_Records from a collection of figures_
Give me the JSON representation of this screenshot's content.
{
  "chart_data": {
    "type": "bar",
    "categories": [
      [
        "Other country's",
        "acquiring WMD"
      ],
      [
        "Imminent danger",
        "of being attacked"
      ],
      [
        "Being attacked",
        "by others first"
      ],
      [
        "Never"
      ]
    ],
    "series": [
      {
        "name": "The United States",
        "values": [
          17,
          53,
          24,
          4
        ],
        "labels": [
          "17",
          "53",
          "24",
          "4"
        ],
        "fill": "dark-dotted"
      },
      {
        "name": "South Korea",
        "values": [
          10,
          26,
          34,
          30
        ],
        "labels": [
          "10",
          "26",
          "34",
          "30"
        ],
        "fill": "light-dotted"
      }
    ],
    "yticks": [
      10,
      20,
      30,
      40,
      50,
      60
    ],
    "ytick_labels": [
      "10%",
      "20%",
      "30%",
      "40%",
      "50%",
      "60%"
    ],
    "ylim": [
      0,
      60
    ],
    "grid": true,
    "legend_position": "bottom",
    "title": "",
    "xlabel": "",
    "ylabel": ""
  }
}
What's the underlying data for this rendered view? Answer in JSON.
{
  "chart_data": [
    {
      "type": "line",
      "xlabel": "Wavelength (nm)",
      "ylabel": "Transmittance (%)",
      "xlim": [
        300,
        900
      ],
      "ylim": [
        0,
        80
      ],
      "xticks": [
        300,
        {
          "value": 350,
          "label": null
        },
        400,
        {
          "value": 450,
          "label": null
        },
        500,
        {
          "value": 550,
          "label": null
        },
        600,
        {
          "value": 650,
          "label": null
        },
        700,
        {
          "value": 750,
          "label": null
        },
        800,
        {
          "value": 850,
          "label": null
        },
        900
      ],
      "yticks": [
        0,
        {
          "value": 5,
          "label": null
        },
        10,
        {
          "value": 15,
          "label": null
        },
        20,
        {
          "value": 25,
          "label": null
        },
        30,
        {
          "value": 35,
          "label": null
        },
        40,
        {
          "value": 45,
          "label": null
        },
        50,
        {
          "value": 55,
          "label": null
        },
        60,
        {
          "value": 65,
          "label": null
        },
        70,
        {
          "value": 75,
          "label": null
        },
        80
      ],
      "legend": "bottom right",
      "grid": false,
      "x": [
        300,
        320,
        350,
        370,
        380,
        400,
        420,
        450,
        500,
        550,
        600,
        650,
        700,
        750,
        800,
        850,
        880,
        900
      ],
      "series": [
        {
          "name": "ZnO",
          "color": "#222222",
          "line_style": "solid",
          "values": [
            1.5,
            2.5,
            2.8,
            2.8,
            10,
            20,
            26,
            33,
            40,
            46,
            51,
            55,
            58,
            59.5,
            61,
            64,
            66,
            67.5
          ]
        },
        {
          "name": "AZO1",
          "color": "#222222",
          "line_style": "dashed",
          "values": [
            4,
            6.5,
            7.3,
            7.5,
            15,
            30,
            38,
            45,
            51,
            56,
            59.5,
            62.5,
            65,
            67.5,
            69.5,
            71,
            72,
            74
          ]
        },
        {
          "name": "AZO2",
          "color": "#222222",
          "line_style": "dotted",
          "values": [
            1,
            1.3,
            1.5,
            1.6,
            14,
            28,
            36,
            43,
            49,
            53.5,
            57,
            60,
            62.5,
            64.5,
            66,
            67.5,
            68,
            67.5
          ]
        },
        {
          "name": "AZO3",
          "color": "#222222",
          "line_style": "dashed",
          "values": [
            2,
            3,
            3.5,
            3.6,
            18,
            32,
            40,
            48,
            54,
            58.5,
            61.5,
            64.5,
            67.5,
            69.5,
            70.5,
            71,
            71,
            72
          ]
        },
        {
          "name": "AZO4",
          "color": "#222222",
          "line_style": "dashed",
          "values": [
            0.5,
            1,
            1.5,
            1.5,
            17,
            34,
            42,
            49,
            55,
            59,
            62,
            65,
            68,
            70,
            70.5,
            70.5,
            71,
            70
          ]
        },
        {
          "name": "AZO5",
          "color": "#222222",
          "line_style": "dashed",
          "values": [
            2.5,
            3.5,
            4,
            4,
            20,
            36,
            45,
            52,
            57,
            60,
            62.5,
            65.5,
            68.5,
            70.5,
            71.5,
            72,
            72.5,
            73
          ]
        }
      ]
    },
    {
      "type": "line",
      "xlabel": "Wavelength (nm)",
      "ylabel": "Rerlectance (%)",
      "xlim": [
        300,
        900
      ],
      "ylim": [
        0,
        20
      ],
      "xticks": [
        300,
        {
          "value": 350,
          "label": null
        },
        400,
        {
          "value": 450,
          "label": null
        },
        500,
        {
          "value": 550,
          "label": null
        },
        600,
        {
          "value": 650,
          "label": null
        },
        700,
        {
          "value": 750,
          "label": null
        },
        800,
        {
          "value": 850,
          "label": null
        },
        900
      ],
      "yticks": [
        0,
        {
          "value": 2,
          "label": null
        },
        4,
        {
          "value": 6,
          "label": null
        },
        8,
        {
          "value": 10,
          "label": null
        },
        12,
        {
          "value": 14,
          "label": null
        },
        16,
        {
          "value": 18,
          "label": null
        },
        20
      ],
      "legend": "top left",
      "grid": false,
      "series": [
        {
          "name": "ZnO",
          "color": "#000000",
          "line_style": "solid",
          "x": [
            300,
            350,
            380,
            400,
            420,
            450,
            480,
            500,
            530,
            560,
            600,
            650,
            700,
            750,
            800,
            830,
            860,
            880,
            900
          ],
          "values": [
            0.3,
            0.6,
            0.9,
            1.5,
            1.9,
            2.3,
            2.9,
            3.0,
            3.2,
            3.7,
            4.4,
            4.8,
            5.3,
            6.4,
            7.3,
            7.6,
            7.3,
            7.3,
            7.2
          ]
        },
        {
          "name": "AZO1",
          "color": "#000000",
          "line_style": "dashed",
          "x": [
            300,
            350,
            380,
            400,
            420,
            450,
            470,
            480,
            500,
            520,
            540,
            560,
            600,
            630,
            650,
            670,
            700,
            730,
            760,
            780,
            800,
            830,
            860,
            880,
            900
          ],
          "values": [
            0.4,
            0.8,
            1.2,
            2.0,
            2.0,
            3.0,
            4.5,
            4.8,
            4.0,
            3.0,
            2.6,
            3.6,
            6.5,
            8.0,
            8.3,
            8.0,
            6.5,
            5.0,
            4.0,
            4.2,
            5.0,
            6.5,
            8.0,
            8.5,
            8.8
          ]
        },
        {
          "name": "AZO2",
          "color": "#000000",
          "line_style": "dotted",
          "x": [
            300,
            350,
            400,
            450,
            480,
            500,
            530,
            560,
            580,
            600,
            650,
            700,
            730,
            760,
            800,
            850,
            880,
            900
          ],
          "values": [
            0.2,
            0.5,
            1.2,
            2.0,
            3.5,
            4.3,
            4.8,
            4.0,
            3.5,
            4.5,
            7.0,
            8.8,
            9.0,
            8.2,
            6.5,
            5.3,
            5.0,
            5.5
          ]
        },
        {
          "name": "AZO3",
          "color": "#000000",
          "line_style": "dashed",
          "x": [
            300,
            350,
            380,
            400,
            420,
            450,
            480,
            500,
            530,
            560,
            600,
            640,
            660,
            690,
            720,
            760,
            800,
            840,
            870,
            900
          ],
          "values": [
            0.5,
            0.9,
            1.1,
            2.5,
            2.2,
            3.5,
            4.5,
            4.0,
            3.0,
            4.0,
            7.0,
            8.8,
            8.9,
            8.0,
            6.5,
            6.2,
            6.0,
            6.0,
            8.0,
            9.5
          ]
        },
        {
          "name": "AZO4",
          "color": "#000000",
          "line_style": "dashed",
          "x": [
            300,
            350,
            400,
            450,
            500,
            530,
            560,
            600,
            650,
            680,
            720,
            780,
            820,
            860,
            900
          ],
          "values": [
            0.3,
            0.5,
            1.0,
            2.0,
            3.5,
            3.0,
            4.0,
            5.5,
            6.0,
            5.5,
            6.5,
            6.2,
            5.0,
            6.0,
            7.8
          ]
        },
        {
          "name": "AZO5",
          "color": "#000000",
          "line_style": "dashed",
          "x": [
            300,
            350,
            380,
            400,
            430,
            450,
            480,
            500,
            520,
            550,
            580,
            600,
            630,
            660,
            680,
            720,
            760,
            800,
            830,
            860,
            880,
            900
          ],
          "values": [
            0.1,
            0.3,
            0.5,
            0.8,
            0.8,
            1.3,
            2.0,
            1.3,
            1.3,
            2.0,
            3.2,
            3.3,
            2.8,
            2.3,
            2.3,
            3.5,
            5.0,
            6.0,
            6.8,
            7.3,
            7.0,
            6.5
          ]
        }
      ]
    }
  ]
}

_EXERCISE DIRECTIONS_
Work through the records above line by line and count those that hold the string "JSON". Give only the result.

_FULL SOLUTION_
2